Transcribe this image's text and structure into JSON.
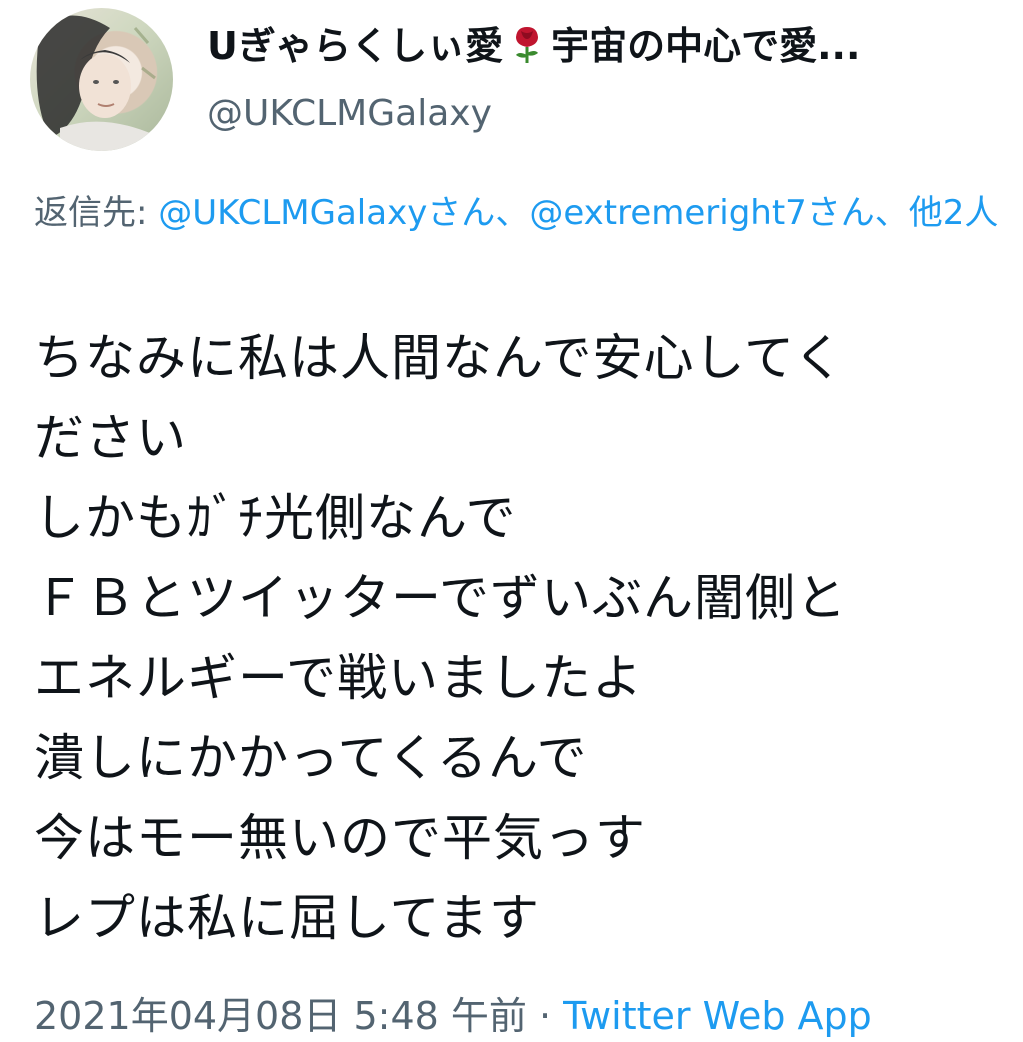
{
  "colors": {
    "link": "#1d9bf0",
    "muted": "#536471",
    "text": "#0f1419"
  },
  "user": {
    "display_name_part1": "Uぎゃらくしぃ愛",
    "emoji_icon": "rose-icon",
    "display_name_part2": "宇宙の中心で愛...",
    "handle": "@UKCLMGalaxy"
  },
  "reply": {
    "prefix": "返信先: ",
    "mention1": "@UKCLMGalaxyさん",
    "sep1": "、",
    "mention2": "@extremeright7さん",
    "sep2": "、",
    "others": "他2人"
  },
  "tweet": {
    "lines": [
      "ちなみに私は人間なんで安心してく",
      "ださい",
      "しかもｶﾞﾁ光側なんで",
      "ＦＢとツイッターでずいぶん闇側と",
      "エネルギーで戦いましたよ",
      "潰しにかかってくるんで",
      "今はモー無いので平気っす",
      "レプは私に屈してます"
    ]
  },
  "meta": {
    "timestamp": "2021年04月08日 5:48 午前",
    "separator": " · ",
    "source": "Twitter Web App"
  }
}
______________________________
Instructions for the task:
Using the records above, list each line that includes "text".

Exercise response:
Transcribe this image's text and structure into JSON.
    "text": "#0f1419"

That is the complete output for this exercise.